---------- Dataset content
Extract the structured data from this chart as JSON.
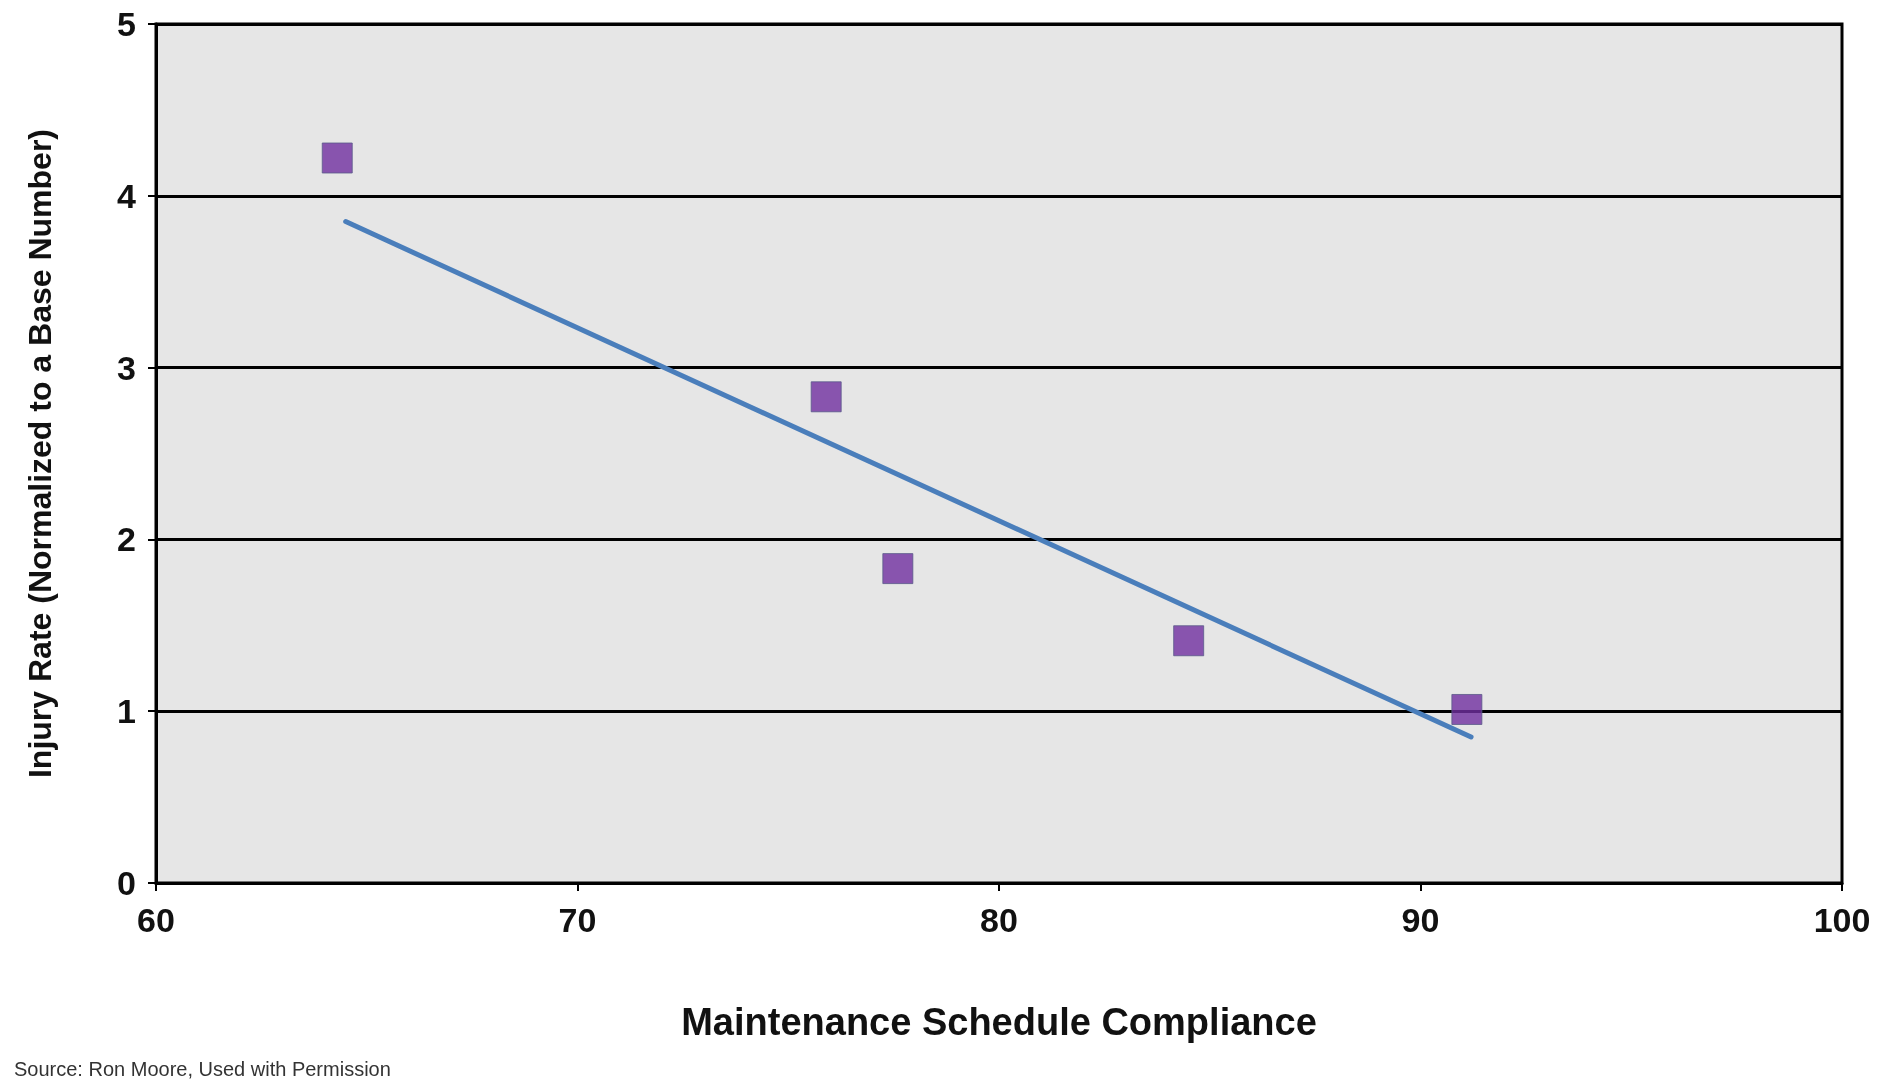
{
  "chart_data": {
    "type": "scatter",
    "xlabel": "Maintenance Schedule Compliance",
    "ylabel": "Injury Rate (Normalized to a Base Number)",
    "series": [
      {
        "color": "#7030a0",
        "marker": "square",
        "x": [
          64.3,
          75.9,
          77.6,
          84.5,
          91.1
        ],
        "values": [
          4.22,
          2.83,
          1.83,
          1.41,
          1.01
        ]
      },
      {
        "type": "line",
        "color": "#4a7ebb",
        "marker": "none",
        "line_style": "solid",
        "x": [
          64.5,
          91.2
        ],
        "values": [
          3.85,
          0.85
        ]
      }
    ],
    "xlim": [
      60,
      100
    ],
    "xticks": [
      60,
      70,
      80,
      90,
      100
    ],
    "ylim": [
      0,
      5
    ],
    "yticks": [
      0,
      1,
      2,
      3,
      4,
      5
    ],
    "grid": "y",
    "annotations": [
      "Source: Ron Moore, Used with Permission"
    ]
  }
}
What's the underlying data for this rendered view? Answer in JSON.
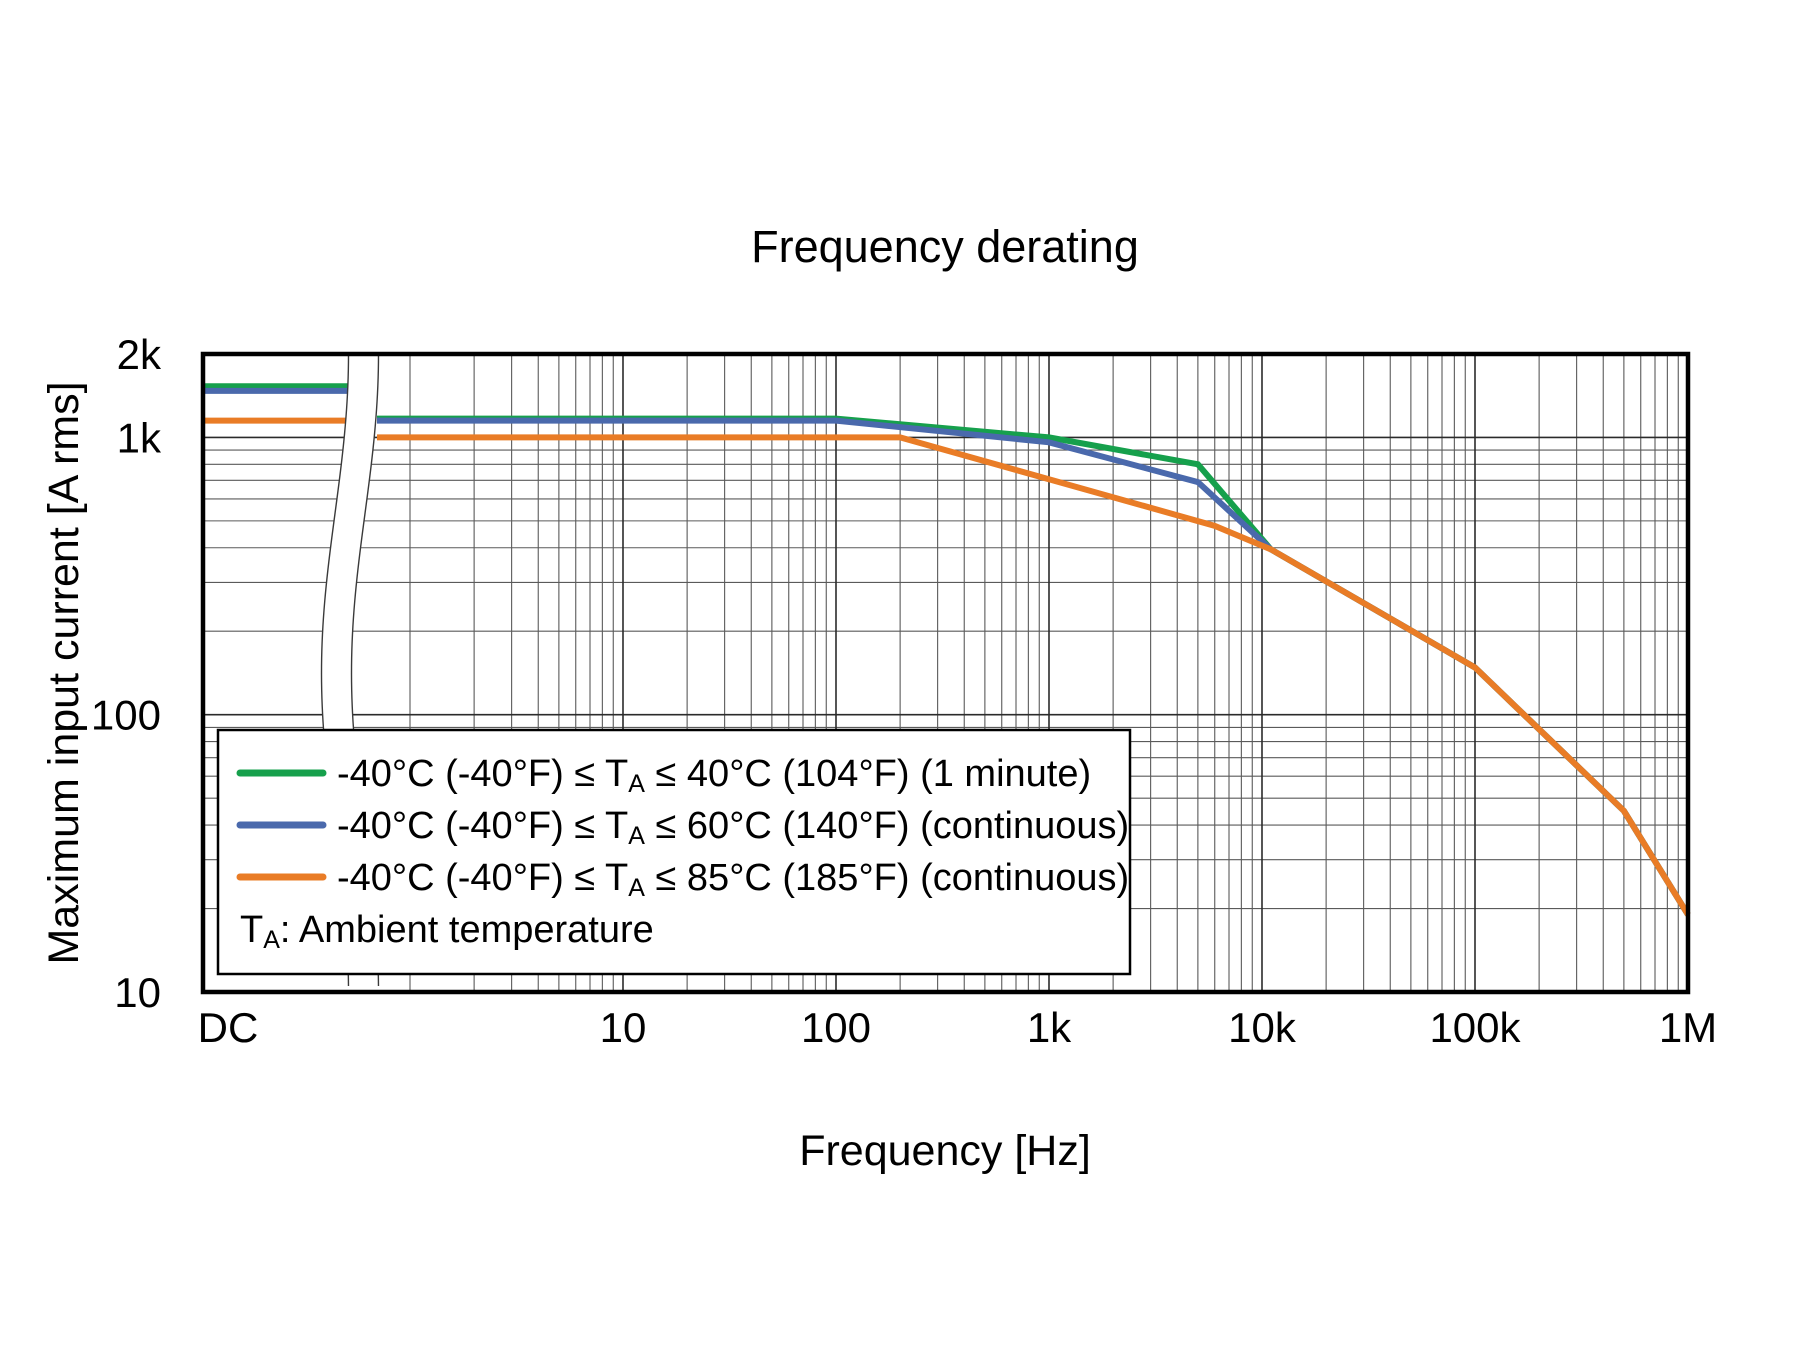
{
  "title": "Frequency derating",
  "chart_data": {
    "type": "line",
    "title": "Frequency derating",
    "xlabel": "Frequency [Hz]",
    "ylabel": "Maximum input current [A rms]",
    "x_scale": "log",
    "y_scale": "log",
    "x_range_hz": [
      1,
      1000000
    ],
    "y_range_a": [
      10,
      2000
    ],
    "x_axis_break": "wavy break between DC segment and logarithmic AC axis",
    "grid": "log major and minor gridlines on",
    "legend_position": "inside lower-left",
    "x_ticks": [
      {
        "label": "DC",
        "hz": null
      },
      {
        "label": "10",
        "hz": 10
      },
      {
        "label": "100",
        "hz": 100
      },
      {
        "label": "1k",
        "hz": 1000
      },
      {
        "label": "10k",
        "hz": 10000
      },
      {
        "label": "100k",
        "hz": 100000
      },
      {
        "label": "1M",
        "hz": 1000000
      }
    ],
    "y_ticks": [
      {
        "label": "2k",
        "amps": 2000
      },
      {
        "label": "1k",
        "amps": 1000
      },
      {
        "label": "100",
        "amps": 100
      },
      {
        "label": "10",
        "amps": 10
      }
    ],
    "series": [
      {
        "id": "ta40_1min",
        "color": "#16a04c",
        "label": {
          "pre": "-40°C (-40°F) ≤ T",
          "sub": "A",
          "post": " ≤ 40°C (104°F) (1 minute)"
        },
        "dc_amps": 1500,
        "points_hz_amps": [
          [
            0.7,
            1150
          ],
          [
            100,
            1150
          ],
          [
            1000,
            1000
          ],
          [
            5000,
            800
          ],
          [
            11000,
            395
          ],
          [
            100000,
            148
          ],
          [
            500000,
            45
          ],
          [
            1000000,
            19
          ]
        ]
      },
      {
        "id": "ta60_cont",
        "color": "#4a69ac",
        "label": {
          "pre": "-40°C (-40°F) ≤ T",
          "sub": "A",
          "post": " ≤ 60°C (140°F) (continuous)"
        },
        "dc_amps": 1500,
        "points_hz_amps": [
          [
            0.7,
            1150
          ],
          [
            100,
            1150
          ],
          [
            1000,
            960
          ],
          [
            5000,
            690
          ],
          [
            11000,
            395
          ],
          [
            100000,
            148
          ],
          [
            500000,
            45
          ],
          [
            1000000,
            19
          ]
        ]
      },
      {
        "id": "ta85_cont",
        "color": "#e97c26",
        "label": {
          "pre": "-40°C (-40°F) ≤ T",
          "sub": "A",
          "post": " ≤ 85°C (185°F) (continuous)"
        },
        "dc_amps": 1150,
        "points_hz_amps": [
          [
            0.7,
            1000
          ],
          [
            200,
            1000
          ],
          [
            6000,
            480
          ],
          [
            11000,
            395
          ],
          [
            100000,
            148
          ],
          [
            500000,
            45
          ],
          [
            1000000,
            19
          ]
        ]
      }
    ],
    "legend_note": {
      "pre": "T",
      "sub": "A",
      "post": ": Ambient temperature"
    }
  }
}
--------------------
What to do >> Repeat all the data as it stands, dropping any images it holds.

Answer >>
Extract the structured data from this chart as JSON.
{
  "chart_data": {
    "type": "scatter",
    "xlabel": "Maintenance Schedule Compliance",
    "ylabel": "Injury Rate (Normalized to a Base Number)",
    "series": [
      {
        "color": "#7030a0",
        "marker": "square",
        "x": [
          64.3,
          75.9,
          77.6,
          84.5,
          91.1
        ],
        "values": [
          4.22,
          2.83,
          1.83,
          1.41,
          1.01
        ]
      },
      {
        "type": "line",
        "color": "#4a7ebb",
        "marker": "none",
        "line_style": "solid",
        "x": [
          64.5,
          91.2
        ],
        "values": [
          3.85,
          0.85
        ]
      }
    ],
    "xlim": [
      60,
      100
    ],
    "xticks": [
      60,
      70,
      80,
      90,
      100
    ],
    "ylim": [
      0,
      5
    ],
    "yticks": [
      0,
      1,
      2,
      3,
      4,
      5
    ],
    "grid": "y",
    "annotations": [
      "Source: Ron Moore, Used with Permission"
    ]
  }
}
What's the underlying data for this rendered view? Answer in JSON.
{
  "title": "Frequency derating",
  "chart_data": {
    "type": "line",
    "title": "Frequency derating",
    "xlabel": "Frequency [Hz]",
    "ylabel": "Maximum input current [A rms]",
    "x_scale": "log",
    "y_scale": "log",
    "x_range_hz": [
      1,
      1000000
    ],
    "y_range_a": [
      10,
      2000
    ],
    "x_axis_break": "wavy break between DC segment and logarithmic AC axis",
    "grid": "log major and minor gridlines on",
    "legend_position": "inside lower-left",
    "x_ticks": [
      {
        "label": "DC",
        "hz": null
      },
      {
        "label": "10",
        "hz": 10
      },
      {
        "label": "100",
        "hz": 100
      },
      {
        "label": "1k",
        "hz": 1000
      },
      {
        "label": "10k",
        "hz": 10000
      },
      {
        "label": "100k",
        "hz": 100000
      },
      {
        "label": "1M",
        "hz": 1000000
      }
    ],
    "y_ticks": [
      {
        "label": "2k",
        "amps": 2000
      },
      {
        "label": "1k",
        "amps": 1000
      },
      {
        "label": "100",
        "amps": 100
      },
      {
        "label": "10",
        "amps": 10
      }
    ],
    "series": [
      {
        "id": "ta40_1min",
        "color": "#16a04c",
        "label": {
          "pre": "-40°C (-40°F) ≤ T",
          "sub": "A",
          "post": " ≤ 40°C (104°F) (1 minute)"
        },
        "dc_amps": 1500,
        "points_hz_amps": [
          [
            0.7,
            1150
          ],
          [
            100,
            1150
          ],
          [
            1000,
            1000
          ],
          [
            5000,
            800
          ],
          [
            11000,
            395
          ],
          [
            100000,
            148
          ],
          [
            500000,
            45
          ],
          [
            1000000,
            19
          ]
        ]
      },
      {
        "id": "ta60_cont",
        "color": "#4a69ac",
        "label": {
          "pre": "-40°C (-40°F) ≤ T",
          "sub": "A",
          "post": " ≤ 60°C (140°F) (continuous)"
        },
        "dc_amps": 1500,
        "points_hz_amps": [
          [
            0.7,
            1150
          ],
          [
            100,
            1150
          ],
          [
            1000,
            960
          ],
          [
            5000,
            690
          ],
          [
            11000,
            395
          ],
          [
            100000,
            148
          ],
          [
            500000,
            45
          ],
          [
            1000000,
            19
          ]
        ]
      },
      {
        "id": "ta85_cont",
        "color": "#e97c26",
        "label": {
          "pre": "-40°C (-40°F) ≤ T",
          "sub": "A",
          "post": " ≤ 85°C (185°F) (continuous)"
        },
        "dc_amps": 1150,
        "points_hz_amps": [
          [
            0.7,
            1000
          ],
          [
            200,
            1000
          ],
          [
            6000,
            480
          ],
          [
            11000,
            395
          ],
          [
            100000,
            148
          ],
          [
            500000,
            45
          ],
          [
            1000000,
            19
          ]
        ]
      }
    ],
    "legend_note": {
      "pre": "T",
      "sub": "A",
      "post": ": Ambient temperature"
    }
  }
}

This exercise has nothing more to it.